Segment Start: Text under study
On Sunday, at the Visualize Your Media Diet learning lab at the Mozilla Festival ran by Nate Matias, Matt Stempeck and Dan Schultz from the MIT Media Lab’s Center for Civic Media, the participants had to draw how would they like to visualise their media diet, then discuss it.

Here is the sketch I made there on how I would like to visualise my news diet in order to understand not only the time spent with and the frequency of use of several channels/formats, but also the actual navigation relationships, the way I discover and I engage with the news.

The idea is that you can see on a timeline the frequency and duration of what sources and types of news items you consume, and how they interrelate; for example, a tweet leads to an article, then to a Hacker News article, then I come back to the article. Another Hacker News article leads to content creation (comment, or share via tweet, etc.), other tweet might get just retweeted, etc.

If I would have other dimensions like sources, authors, topics, etc. I might be able in time to have an algorithm that monitor the usual sources will predict what I might consume as news item, and only if I won’t actually find it via the usual way, then notify me “you might have missed this article, you usually read this type of article because…”.
Segment End: Text under study
Segment Start: Data extract
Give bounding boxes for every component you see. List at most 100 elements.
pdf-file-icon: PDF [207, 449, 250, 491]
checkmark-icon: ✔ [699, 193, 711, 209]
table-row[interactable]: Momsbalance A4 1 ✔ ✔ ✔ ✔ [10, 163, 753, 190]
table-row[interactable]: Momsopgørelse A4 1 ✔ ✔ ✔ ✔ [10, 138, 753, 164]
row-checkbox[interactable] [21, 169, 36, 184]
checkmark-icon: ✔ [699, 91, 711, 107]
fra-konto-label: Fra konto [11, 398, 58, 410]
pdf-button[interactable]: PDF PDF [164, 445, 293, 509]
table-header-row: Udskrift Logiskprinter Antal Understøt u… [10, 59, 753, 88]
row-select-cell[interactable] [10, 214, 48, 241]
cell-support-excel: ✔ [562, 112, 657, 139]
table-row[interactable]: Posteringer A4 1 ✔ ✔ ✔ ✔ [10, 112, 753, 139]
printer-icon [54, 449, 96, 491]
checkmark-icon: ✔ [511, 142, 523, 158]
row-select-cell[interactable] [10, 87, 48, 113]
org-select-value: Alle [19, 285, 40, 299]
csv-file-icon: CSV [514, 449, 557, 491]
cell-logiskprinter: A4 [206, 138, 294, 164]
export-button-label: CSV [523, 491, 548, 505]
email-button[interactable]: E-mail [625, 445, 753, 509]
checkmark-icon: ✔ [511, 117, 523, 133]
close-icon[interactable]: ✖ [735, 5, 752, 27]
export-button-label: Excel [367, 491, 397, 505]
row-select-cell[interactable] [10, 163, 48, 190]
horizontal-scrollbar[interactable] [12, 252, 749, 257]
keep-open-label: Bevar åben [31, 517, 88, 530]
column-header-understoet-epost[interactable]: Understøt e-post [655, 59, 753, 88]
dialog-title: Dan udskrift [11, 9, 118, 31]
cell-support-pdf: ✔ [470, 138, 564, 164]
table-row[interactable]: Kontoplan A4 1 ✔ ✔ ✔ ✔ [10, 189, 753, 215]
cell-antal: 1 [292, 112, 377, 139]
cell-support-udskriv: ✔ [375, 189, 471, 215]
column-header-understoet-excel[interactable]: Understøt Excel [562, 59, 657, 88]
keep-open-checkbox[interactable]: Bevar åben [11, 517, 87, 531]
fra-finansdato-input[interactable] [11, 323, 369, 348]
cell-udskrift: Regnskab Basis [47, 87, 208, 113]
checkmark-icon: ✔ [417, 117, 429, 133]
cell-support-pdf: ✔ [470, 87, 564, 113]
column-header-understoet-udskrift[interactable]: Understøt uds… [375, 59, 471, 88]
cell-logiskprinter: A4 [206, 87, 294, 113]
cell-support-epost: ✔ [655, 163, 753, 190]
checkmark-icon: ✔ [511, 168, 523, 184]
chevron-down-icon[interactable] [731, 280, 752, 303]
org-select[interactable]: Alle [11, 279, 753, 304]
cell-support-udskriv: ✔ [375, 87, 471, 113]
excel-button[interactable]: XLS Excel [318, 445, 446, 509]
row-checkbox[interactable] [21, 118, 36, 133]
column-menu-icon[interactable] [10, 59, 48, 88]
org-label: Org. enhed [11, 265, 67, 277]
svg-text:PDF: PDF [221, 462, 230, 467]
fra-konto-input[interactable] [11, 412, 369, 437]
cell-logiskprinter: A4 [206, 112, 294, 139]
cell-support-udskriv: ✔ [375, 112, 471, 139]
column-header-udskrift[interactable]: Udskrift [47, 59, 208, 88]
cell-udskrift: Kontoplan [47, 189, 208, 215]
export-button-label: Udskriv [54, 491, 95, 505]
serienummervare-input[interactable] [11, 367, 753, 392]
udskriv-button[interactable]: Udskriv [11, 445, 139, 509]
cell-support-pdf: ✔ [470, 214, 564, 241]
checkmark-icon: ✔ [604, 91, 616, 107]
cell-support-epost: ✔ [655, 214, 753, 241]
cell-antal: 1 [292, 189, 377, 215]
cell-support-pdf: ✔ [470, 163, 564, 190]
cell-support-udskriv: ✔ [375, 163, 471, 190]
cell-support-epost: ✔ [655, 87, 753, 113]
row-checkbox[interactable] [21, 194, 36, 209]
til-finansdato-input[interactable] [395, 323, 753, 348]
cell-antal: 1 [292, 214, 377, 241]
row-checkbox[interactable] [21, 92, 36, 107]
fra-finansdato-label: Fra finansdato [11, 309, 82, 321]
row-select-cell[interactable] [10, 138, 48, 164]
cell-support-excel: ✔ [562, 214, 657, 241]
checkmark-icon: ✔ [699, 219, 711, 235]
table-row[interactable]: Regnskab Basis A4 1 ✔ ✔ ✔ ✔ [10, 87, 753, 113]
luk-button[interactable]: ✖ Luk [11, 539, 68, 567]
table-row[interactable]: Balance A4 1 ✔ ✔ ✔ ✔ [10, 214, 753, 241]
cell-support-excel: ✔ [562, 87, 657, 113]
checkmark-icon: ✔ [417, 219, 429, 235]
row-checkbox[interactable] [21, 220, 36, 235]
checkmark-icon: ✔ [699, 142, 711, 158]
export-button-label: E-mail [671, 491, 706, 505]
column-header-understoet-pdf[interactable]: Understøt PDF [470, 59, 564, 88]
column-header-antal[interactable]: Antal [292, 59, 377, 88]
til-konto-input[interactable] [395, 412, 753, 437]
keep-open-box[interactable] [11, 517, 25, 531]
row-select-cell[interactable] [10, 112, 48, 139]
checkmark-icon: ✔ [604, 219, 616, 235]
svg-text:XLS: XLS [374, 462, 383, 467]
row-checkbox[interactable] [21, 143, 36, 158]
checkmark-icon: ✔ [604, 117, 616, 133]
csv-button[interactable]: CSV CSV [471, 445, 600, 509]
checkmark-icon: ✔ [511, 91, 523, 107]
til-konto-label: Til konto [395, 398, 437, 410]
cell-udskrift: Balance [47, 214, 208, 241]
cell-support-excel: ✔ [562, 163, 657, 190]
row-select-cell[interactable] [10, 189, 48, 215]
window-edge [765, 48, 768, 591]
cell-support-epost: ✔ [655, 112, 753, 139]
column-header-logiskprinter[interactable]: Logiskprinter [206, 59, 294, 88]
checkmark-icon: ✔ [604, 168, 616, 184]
Segment End: Data extract
**Work order:** Reproduce the passage of the media diet text between "Here is the" and "just retweeted, etc.", inclusive. The items have nothing to do with the work here.

**Answer box:**
Here is the sketch I made there on how I would like to visualise my news diet in order to understand not only the time spent with and the frequency of use of several channels/formats, but also the actual navigation relationships, the way I discover and I engage with the news.

The idea is that you can see on a timeline the frequency and duration of what sources and types of news items you consume, and how they interrelate; for example, a tweet leads to an article, then to a Hacker News article, then I come back to the article. Another Hacker News article leads to content creation (comment, or share via tweet, etc.), other tweet might get just retweeted, etc.